Given instruction:
Set the listing down again in full, word for word, with the pictures left out.

Provided entries:
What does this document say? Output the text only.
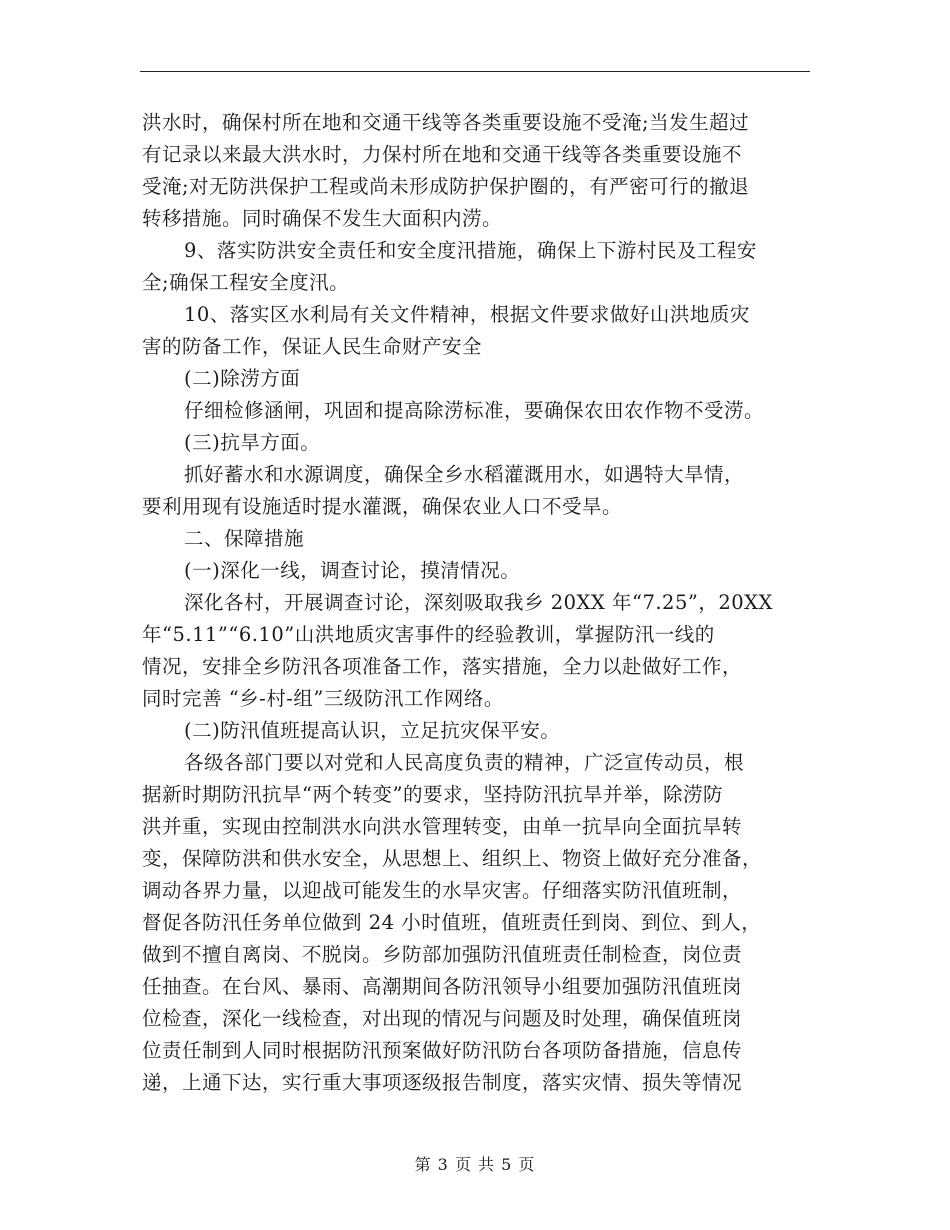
洪水时，确保村所在地和交通干线等各类重要设施不受淹;当发生超过
有记录以来最大洪水时，力保村所在地和交通干线等各类重要设施不
受淹;对无防洪保护工程或尚未形成防护保护圈的，有严密可行的撤退
转移措施。同时确保不发生大面积内涝。
9、落实防洪安全责任和安全度汛措施，确保上下游村民及工程安
全;确保工程安全度汛。
10、落实区水利局有关文件精神，根据文件要求做好山洪地质灾
害的防备工作，保证人民生命财产安全
(二)除涝方面
仔细检修涵闸，巩固和提高除涝标准，要确保农田农作物不受涝。
(三)抗旱方面。
抓好蓄水和水源调度，确保全乡水稻灌溉用水，如遇特大旱情，
要利用现有设施适时提水灌溉，确保农业人口不受旱。
二、保障措施
(一)深化一线，调查讨论，摸清情况。
深化各村，开展调查讨论，深刻吸取我乡 20XX 年“7.25”，20XX
年“5.11”“6.10”山洪地质灾害事件的经验教训，掌握防汛一线的
情况，安排全乡防汛各项准备工作，落实措施，全力以赴做好工作，
同时完善 “乡-村-组”三级防汛工作网络。
(二)防汛值班提高认识，立足抗灾保平安。
各级各部门要以对党和人民高度负责的精神，广泛宣传动员，根
据新时期防汛抗旱“两个转变”的要求，坚持防汛抗旱并举，除涝防
洪并重，实现由控制洪水向洪水管理转变，由单一抗旱向全面抗旱转
变，保障防洪和供水安全，从思想上、组织上、物资上做好充分准备，
调动各界力量，以迎战可能发生的水旱灾害。仔细落实防汛值班制，
督促各防汛任务单位做到 24 小时值班，值班责任到岗、到位、到人，
做到不擅自离岗、不脱岗。乡防部加强防汛值班责任制检查，岗位责
任抽查。在台风、暴雨、高潮期间各防汛领导小组要加强防汛值班岗
位检查，深化一线检查，对出现的情况与问题及时处理，确保值班岗
位责任制到人同时根据防汛预案做好防汛防台各项防备措施，信息传
递，上通下达，实行重大事项逐级报告制度，落实灾情、损失等情况
第 3 页 共 5 页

Finished exercise:
What does this document say? Output the text only.
洪水时，确保村所在地和交通干线等各类重要设施不受淹;当发生超过
有记录以来最大洪水时，力保村所在地和交通干线等各类重要设施不
受淹;对无防洪保护工程或尚未形成防护保护圈的，有严密可行的撤退
转移措施。同时确保不发生大面积内涝。
9、落实防洪安全责任和安全度汛措施，确保上下游村民及工程安
全;确保工程安全度汛。
10、落实区水利局有关文件精神，根据文件要求做好山洪地质灾
害的防备工作，保证人民生命财产安全
(二)除涝方面
仔细检修涵闸，巩固和提高除涝标准，要确保农田农作物不受涝。
(三)抗旱方面。
抓好蓄水和水源调度，确保全乡水稻灌溉用水，如遇特大旱情，
要利用现有设施适时提水灌溉，确保农业人口不受旱。
二、保障措施
(一)深化一线，调查讨论，摸清情况。
深化各村，开展调查讨论，深刻吸取我乡 20XX 年“7.25”，20XX
年“5.11”“6.10”山洪地质灾害事件的经验教训，掌握防汛一线的
情况，安排全乡防汛各项准备工作，落实措施，全力以赴做好工作，
同时完善 “乡-村-组”三级防汛工作网络。
(二)防汛值班提高认识，立足抗灾保平安。
各级各部门要以对党和人民高度负责的精神，广泛宣传动员，根
据新时期防汛抗旱“两个转变”的要求，坚持防汛抗旱并举，除涝防
洪并重，实现由控制洪水向洪水管理转变，由单一抗旱向全面抗旱转
变，保障防洪和供水安全，从思想上、组织上、物资上做好充分准备，
调动各界力量，以迎战可能发生的水旱灾害。仔细落实防汛值班制，
督促各防汛任务单位做到 24 小时值班，值班责任到岗、到位、到人，
做到不擅自离岗、不脱岗。乡防部加强防汛值班责任制检查，岗位责
任抽查。在台风、暴雨、高潮期间各防汛领导小组要加强防汛值班岗
位检查，深化一线检查，对出现的情况与问题及时处理，确保值班岗
位责任制到人同时根据防汛预案做好防汛防台各项防备措施，信息传
递，上通下达，实行重大事项逐级报告制度，落实灾情、损失等情况
第 3 页 共 5 页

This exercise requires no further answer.